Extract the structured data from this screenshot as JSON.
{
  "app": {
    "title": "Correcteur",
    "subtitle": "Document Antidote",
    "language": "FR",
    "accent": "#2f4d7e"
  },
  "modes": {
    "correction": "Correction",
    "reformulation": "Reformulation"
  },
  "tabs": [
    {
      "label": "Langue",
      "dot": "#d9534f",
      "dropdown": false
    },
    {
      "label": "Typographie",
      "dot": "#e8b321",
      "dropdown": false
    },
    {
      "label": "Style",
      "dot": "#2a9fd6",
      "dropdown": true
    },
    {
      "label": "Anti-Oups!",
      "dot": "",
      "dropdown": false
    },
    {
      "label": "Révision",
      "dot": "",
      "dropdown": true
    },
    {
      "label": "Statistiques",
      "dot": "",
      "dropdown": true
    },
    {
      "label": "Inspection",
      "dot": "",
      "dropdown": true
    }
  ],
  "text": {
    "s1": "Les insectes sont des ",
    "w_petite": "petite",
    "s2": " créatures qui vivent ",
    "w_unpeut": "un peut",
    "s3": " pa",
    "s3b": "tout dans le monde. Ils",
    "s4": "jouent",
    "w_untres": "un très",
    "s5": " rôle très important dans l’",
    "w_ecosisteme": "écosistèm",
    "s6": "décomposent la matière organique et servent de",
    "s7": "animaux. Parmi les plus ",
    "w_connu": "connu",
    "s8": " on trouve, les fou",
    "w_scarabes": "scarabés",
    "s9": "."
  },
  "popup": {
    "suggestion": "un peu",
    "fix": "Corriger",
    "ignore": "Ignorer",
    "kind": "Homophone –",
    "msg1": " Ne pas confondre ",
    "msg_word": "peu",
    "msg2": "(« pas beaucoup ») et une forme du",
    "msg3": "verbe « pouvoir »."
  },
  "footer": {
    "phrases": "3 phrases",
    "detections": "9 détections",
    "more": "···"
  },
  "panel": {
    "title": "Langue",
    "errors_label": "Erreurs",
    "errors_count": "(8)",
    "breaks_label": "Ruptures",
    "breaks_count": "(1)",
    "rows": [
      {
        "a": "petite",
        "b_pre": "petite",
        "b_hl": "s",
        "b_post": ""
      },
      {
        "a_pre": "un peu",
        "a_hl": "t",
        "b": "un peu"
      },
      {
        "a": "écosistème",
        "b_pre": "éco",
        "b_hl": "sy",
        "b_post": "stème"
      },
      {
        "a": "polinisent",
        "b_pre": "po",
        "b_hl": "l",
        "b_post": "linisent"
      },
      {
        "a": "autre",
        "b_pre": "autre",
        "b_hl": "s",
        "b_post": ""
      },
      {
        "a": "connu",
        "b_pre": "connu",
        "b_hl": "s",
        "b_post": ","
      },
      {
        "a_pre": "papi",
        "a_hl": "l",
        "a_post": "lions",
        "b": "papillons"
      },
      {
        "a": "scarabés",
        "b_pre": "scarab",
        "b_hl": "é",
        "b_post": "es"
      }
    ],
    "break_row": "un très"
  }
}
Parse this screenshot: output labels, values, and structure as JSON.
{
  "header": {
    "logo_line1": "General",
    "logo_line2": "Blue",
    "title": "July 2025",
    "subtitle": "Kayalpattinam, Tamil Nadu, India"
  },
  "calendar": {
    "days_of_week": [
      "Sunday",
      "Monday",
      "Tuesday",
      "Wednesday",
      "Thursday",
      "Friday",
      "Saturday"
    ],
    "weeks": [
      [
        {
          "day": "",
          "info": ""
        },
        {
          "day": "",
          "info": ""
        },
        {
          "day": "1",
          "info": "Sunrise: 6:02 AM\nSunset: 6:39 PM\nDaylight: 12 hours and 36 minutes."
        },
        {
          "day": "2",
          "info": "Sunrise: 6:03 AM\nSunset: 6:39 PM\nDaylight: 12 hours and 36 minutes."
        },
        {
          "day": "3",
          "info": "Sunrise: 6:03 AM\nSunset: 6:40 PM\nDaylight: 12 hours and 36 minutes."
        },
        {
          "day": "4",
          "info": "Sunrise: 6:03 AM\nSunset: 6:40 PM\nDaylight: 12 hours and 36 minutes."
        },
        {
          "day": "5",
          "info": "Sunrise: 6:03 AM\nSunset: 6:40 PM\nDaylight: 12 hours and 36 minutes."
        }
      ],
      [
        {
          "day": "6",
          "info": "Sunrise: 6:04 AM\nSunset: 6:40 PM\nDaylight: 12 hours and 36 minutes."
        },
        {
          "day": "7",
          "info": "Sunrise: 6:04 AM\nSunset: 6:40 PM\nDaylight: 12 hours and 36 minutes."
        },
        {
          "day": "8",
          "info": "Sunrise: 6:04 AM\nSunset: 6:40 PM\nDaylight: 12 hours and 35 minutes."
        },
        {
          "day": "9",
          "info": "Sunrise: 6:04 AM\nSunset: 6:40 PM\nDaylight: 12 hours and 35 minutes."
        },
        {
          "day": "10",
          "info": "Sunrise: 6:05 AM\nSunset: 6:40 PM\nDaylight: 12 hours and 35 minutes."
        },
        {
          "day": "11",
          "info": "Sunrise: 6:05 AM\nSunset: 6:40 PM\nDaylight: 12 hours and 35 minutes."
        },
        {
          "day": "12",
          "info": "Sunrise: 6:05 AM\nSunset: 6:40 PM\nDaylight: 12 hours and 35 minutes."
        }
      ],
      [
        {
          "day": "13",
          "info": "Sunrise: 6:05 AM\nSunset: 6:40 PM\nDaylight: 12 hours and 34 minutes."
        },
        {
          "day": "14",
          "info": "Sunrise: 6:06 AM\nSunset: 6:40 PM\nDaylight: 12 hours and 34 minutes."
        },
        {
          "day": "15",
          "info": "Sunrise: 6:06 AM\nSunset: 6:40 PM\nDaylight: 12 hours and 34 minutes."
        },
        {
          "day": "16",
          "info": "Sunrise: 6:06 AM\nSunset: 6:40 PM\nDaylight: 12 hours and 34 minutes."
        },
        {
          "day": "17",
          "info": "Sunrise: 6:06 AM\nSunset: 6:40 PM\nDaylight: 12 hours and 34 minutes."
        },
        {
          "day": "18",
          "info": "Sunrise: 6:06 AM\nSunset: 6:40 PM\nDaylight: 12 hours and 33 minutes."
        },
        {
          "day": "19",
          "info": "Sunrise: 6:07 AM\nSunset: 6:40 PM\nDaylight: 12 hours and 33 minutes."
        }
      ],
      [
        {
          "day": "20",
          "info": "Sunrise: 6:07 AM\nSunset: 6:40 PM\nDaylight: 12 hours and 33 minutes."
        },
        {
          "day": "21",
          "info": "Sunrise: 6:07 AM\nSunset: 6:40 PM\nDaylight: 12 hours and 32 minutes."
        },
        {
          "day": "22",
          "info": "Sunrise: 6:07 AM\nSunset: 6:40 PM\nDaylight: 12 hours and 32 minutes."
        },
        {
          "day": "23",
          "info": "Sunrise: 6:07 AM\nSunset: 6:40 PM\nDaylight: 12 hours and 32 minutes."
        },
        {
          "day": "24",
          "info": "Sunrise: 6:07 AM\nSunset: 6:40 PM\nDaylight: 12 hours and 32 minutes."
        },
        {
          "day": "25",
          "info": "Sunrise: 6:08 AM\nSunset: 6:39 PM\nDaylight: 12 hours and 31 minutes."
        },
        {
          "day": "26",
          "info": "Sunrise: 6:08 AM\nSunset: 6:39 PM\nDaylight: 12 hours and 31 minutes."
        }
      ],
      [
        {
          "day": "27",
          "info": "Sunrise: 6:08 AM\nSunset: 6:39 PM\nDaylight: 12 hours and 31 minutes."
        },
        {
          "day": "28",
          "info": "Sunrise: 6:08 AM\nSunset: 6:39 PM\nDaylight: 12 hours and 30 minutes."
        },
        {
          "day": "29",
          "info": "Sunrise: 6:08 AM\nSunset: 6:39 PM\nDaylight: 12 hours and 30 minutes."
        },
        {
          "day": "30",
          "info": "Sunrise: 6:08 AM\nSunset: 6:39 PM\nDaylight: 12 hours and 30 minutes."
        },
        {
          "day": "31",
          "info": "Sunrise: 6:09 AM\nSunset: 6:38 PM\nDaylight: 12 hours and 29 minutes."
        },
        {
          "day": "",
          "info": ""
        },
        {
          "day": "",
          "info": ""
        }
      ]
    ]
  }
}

━━━━━━━━━━━━━━━━━━━━

Reply with nothing but a number: how many lines of the entries above contain the string "this"?

» CORRECT RESPONSE
2